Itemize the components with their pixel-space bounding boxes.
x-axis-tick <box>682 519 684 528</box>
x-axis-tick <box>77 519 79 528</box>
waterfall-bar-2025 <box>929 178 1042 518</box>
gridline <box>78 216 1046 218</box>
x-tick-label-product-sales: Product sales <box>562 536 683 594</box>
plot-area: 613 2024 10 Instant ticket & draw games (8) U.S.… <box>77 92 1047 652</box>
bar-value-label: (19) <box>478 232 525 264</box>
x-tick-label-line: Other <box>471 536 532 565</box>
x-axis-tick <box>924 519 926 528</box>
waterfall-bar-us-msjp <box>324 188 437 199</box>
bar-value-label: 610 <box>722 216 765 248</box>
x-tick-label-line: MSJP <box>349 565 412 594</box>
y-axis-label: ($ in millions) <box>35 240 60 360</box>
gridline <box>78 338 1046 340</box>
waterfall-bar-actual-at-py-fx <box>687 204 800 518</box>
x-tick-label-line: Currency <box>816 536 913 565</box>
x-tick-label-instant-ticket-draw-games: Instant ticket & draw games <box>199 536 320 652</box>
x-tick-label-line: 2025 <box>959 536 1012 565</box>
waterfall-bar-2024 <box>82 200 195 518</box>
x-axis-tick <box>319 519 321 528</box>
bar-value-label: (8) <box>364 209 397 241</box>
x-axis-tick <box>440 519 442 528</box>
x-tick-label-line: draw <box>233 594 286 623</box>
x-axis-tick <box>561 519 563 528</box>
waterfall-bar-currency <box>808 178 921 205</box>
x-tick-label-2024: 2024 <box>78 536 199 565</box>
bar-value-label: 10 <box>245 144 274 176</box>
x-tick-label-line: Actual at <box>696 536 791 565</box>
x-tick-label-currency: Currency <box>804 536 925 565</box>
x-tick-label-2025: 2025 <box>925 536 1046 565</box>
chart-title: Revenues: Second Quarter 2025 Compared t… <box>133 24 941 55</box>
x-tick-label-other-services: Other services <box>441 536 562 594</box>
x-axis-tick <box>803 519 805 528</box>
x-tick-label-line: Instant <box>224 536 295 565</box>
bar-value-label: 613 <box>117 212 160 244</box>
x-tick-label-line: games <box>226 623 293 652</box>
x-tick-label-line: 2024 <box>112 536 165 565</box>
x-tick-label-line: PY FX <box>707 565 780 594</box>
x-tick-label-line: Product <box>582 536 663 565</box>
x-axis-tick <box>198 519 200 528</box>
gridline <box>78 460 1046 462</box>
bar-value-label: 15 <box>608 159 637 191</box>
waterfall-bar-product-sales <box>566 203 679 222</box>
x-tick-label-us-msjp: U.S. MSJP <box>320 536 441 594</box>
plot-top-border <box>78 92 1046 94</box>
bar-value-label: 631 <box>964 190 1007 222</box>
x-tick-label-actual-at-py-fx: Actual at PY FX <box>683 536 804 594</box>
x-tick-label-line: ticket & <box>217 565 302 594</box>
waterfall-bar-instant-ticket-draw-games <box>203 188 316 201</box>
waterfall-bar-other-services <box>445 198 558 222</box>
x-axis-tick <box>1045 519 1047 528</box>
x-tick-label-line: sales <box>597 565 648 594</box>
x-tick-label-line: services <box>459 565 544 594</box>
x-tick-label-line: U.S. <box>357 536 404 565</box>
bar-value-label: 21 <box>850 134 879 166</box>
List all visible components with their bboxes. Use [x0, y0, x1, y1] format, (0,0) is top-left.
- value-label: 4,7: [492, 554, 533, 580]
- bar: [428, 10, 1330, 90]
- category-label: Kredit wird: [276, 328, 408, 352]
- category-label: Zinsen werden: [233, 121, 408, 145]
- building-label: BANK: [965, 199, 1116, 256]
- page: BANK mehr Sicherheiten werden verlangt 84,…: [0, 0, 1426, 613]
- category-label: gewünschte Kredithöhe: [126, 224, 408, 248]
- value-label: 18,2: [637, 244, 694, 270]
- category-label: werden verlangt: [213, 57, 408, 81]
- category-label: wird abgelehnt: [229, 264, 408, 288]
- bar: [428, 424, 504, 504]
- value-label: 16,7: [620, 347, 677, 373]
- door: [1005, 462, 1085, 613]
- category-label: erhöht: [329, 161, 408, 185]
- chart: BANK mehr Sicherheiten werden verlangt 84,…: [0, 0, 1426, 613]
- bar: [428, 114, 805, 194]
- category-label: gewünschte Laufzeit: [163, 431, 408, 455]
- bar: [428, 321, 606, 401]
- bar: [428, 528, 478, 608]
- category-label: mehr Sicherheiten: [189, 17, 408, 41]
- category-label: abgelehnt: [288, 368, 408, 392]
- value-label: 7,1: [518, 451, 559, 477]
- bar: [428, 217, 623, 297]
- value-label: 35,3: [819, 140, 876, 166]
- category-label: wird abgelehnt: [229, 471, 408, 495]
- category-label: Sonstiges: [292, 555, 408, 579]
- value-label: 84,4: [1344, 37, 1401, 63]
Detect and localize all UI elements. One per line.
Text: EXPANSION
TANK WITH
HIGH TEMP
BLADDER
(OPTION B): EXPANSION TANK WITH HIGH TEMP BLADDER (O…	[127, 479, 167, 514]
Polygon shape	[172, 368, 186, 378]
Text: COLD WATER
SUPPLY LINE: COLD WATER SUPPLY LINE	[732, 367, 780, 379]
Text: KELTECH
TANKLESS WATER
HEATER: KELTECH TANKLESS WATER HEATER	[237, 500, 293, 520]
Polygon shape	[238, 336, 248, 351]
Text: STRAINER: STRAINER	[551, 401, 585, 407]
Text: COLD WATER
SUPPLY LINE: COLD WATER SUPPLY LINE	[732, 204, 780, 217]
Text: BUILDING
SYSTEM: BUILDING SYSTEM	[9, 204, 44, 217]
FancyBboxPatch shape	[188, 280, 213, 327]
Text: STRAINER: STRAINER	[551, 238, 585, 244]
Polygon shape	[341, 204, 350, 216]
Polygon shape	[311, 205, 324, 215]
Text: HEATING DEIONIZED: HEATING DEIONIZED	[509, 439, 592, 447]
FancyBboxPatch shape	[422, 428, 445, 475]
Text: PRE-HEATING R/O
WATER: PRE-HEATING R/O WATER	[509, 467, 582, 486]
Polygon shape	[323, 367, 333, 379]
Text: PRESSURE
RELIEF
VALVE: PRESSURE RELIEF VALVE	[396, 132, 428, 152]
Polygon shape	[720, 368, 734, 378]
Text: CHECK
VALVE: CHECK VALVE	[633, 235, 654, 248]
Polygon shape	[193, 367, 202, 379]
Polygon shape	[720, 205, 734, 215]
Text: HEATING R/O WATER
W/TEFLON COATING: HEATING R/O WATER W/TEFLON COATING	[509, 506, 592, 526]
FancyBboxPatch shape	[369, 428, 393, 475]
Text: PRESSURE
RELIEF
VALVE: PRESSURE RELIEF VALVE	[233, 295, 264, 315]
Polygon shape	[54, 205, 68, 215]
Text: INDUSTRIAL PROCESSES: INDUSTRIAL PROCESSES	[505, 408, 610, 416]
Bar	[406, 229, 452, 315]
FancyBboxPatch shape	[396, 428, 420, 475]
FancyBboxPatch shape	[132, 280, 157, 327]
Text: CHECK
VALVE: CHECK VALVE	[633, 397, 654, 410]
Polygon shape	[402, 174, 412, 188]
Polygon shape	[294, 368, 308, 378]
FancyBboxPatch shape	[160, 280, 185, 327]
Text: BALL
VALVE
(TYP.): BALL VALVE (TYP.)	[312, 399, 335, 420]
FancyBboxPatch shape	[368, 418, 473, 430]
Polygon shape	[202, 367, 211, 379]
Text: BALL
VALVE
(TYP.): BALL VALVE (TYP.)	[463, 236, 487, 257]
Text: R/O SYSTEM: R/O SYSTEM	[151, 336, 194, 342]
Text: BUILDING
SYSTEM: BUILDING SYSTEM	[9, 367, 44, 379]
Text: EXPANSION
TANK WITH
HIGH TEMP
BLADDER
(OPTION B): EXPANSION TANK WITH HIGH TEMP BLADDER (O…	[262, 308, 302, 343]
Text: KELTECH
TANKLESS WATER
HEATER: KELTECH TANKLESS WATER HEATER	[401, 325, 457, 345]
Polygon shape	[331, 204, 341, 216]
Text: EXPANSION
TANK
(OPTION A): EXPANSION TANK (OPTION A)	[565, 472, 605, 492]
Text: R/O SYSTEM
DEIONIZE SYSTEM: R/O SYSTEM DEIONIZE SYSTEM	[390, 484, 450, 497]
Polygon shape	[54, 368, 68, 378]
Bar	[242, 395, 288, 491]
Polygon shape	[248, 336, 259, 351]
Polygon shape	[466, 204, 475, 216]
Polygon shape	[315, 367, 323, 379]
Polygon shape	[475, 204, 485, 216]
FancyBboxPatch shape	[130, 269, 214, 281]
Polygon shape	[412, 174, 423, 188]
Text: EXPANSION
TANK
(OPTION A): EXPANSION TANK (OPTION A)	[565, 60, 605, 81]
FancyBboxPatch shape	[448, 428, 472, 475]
- - - -
WHAT YOU NEED TO DO — Rename "x-axis-tick" to "x-tick-mark" in the listing from its first line up to and including the line with "bar-value-label: 610 <box>722". Give back only those lines, with nothing else changed.

EXERCISE ANSWER —
Itemize the components with their pixel-space bounding boxes.
x-tick-mark <box>682 519 684 528</box>
x-tick-mark <box>77 519 79 528</box>
waterfall-bar-2025 <box>929 178 1042 518</box>
gridline <box>78 216 1046 218</box>
x-tick-label-product-sales: Product sales <box>562 536 683 594</box>
plot-area: 613 2024 10 Instant ticket & draw games (8) U.S.… <box>77 92 1047 652</box>
bar-value-label: (19) <box>478 232 525 264</box>
x-tick-label-line: Other <box>471 536 532 565</box>
x-tick-mark <box>924 519 926 528</box>
waterfall-bar-us-msjp <box>324 188 437 199</box>
bar-value-label: 610 <box>722 216 765 248</box>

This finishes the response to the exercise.